• [TASK DATA]
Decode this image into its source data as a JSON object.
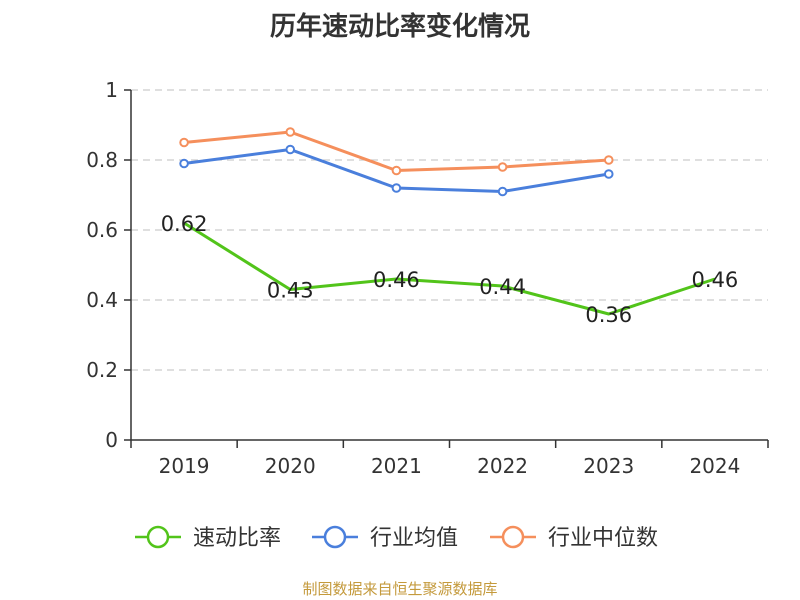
{
  "colors": {
    "series_speed": "#52c41a",
    "series_avg": "#4a7fdc",
    "series_median": "#f58f5c",
    "source": "#c49a3c",
    "grid": "#cccccc",
    "axis": "#333333"
  },
  "source_text": "制图数据来自恒生聚源数据库",
  "chart_data": {
    "type": "line",
    "title": "历年速动比率变化情况",
    "categories": [
      "2019",
      "2020",
      "2021",
      "2022",
      "2023",
      "2024"
    ],
    "ylim": [
      0,
      1
    ],
    "yticks": [
      0,
      0.2,
      0.4,
      0.6,
      0.8,
      1
    ],
    "ytick_labels": [
      "0",
      "0.2",
      "0.4",
      "0.6",
      "0.8",
      "1"
    ],
    "grid": true,
    "legend_position": "bottom",
    "series": [
      {
        "name": "速动比率",
        "values": [
          0.62,
          0.43,
          0.46,
          0.44,
          0.36,
          0.46
        ],
        "labels": [
          "0.62",
          "0.43",
          "0.46",
          "0.44",
          "0.36",
          "0.46"
        ],
        "show_labels": true,
        "show_markers": false
      },
      {
        "name": "行业均值",
        "values": [
          0.79,
          0.83,
          0.72,
          0.71,
          0.76,
          null
        ],
        "show_labels": false,
        "show_markers": true
      },
      {
        "name": "行业中位数",
        "values": [
          0.85,
          0.88,
          0.77,
          0.78,
          0.8,
          null
        ],
        "show_labels": false,
        "show_markers": true
      }
    ]
  }
}
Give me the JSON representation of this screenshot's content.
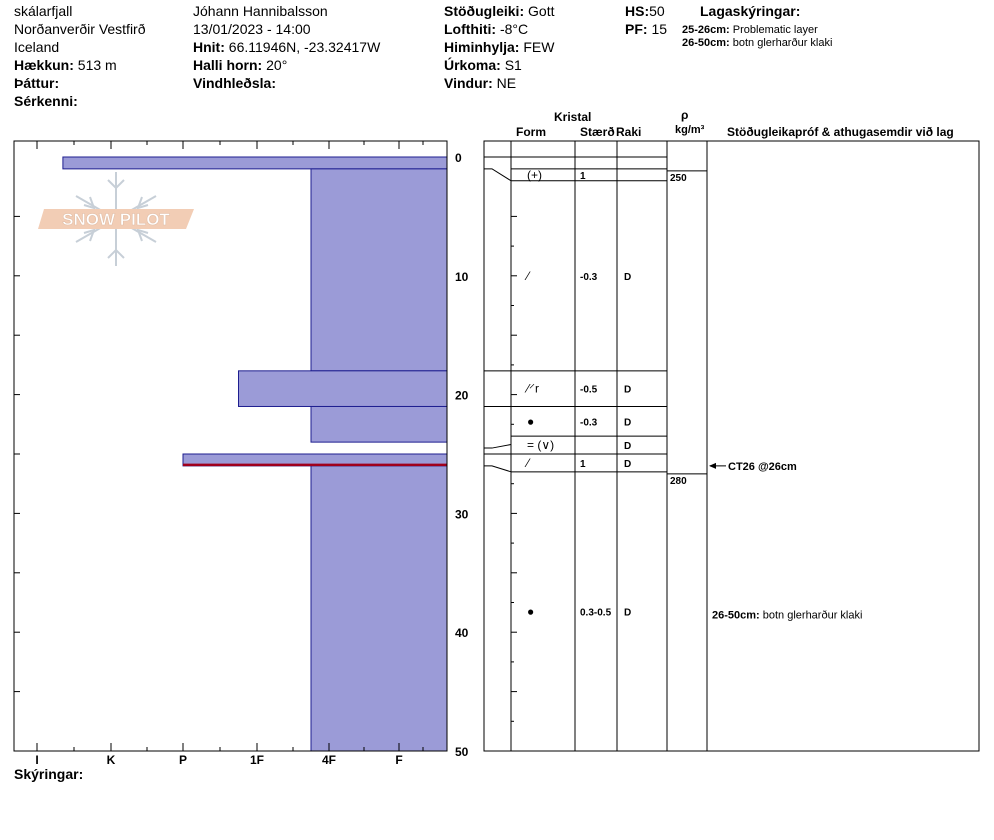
{
  "header": {
    "location": "skálarfjall",
    "region": "Norðanverðir Vestfirð",
    "country": "Iceland",
    "elevation_label": "Hækkun:",
    "elevation_value": "513 m",
    "layer_label": "Þáttur:",
    "features_label": "Sérkenni:",
    "observer": "Jóhann Hannibalsson",
    "datetime": "13/01/2023 - 14:00",
    "coords_label": "Hnit:",
    "coords_value": "66.11946N, -23.32417W",
    "slope_label": "Halli horn:",
    "slope_value": "20°",
    "wind_loading_label": "Vindhleðsla:",
    "stability_label": "Stöðugleiki:",
    "stability_value": "Gott",
    "air_temp_label": "Lofthiti:",
    "air_temp_value": "-8°C",
    "sky_label": "Himinhylja:",
    "sky_value": "FEW",
    "precip_label": "Úrkoma:",
    "precip_value": "S1",
    "wind_label": "Vindur:",
    "wind_value": "NE",
    "hs_label": "HS:",
    "hs_value": "50",
    "pf_label": "PF:",
    "pf_value": "15",
    "layer_notes_label": "Lagaskýringar:",
    "layer_notes": [
      {
        "range": "25-26cm:",
        "text": "Problematic layer"
      },
      {
        "range": "26-50cm:",
        "text": "botn glerharður klaki"
      }
    ]
  },
  "columns": {
    "kristal": "Kristal",
    "form": "Form",
    "staerd": "Stærð",
    "raki": "Raki",
    "rho": "ρ",
    "rho_unit": "kg/m³",
    "stability_tests": "Stöðugleikapróf & athugasemdir við lag"
  },
  "footer": {
    "notes_label": "Skýringar:"
  },
  "logo_text": "SNOW PILOT",
  "chart_data": {
    "type": "bar",
    "orientation": "horizontal",
    "x_categories": [
      "I",
      "K",
      "P",
      "1F",
      "4F",
      "F"
    ],
    "y_ticks": [
      "0",
      "10",
      "20",
      "30",
      "40",
      "50"
    ],
    "ylim": [
      0,
      50
    ],
    "hardness_profile": [
      {
        "from": 0,
        "to": 1,
        "hardness": 0.35
      },
      {
        "from": 1,
        "to": 18,
        "hardness": 3.75
      },
      {
        "from": 18,
        "to": 21,
        "hardness": 2.75
      },
      {
        "from": 21,
        "to": 24,
        "hardness": 3.75
      },
      {
        "from": 24,
        "to": 25,
        "hardness": 5.65
      },
      {
        "from": 25,
        "to": 26,
        "hardness": 2.0
      },
      {
        "from": 26,
        "to": 50,
        "hardness": 3.75
      }
    ],
    "problematic_layer_depth": 26,
    "layers": [
      {
        "from": 0,
        "to": 1,
        "form": "",
        "size": "",
        "wetness": ""
      },
      {
        "from": 1,
        "to": 2,
        "form": "(+)",
        "size": "1",
        "wetness": ""
      },
      {
        "from": 2,
        "to": 18,
        "form": "⁄",
        "size": "-0.3",
        "wetness": "D"
      },
      {
        "from": 18,
        "to": 21,
        "form": "⁄⸍r",
        "size": "-0.5",
        "wetness": "D"
      },
      {
        "from": 21,
        "to": 23.5,
        "form": "●",
        "size": "-0.3",
        "wetness": "D"
      },
      {
        "from": 23.5,
        "to": 25,
        "form": "= (∨)",
        "size": "",
        "wetness": "D"
      },
      {
        "from": 25,
        "to": 26.5,
        "form": "⁄",
        "size": "1",
        "wetness": "D"
      },
      {
        "from": 26.5,
        "to": 50,
        "form": "●",
        "size": "0.3-0.5",
        "wetness": "D"
      }
    ],
    "densities": [
      {
        "depth": 1,
        "value": "250"
      },
      {
        "depth": 26.5,
        "value": "280"
      }
    ],
    "stability_tests": [
      {
        "depth": 26,
        "text": "CT26 @26cm"
      }
    ],
    "layer_comments": [
      {
        "depth": 38.5,
        "range": "26-50cm:",
        "text": "botn glerharður klaki"
      }
    ],
    "colors": {
      "fill": "#9b9bd7",
      "stroke": "#1d1d8f",
      "problem": "#a0001c"
    }
  }
}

• [YOUR OBJECTIVE]
Look through the listing above. Pick out each line with "JSON" and copy it.

• [SOLUTION FOR THIS EXERCISE]
Decode this image into its source data as a JSON object.
Give me the JSON representation of this screenshot's content.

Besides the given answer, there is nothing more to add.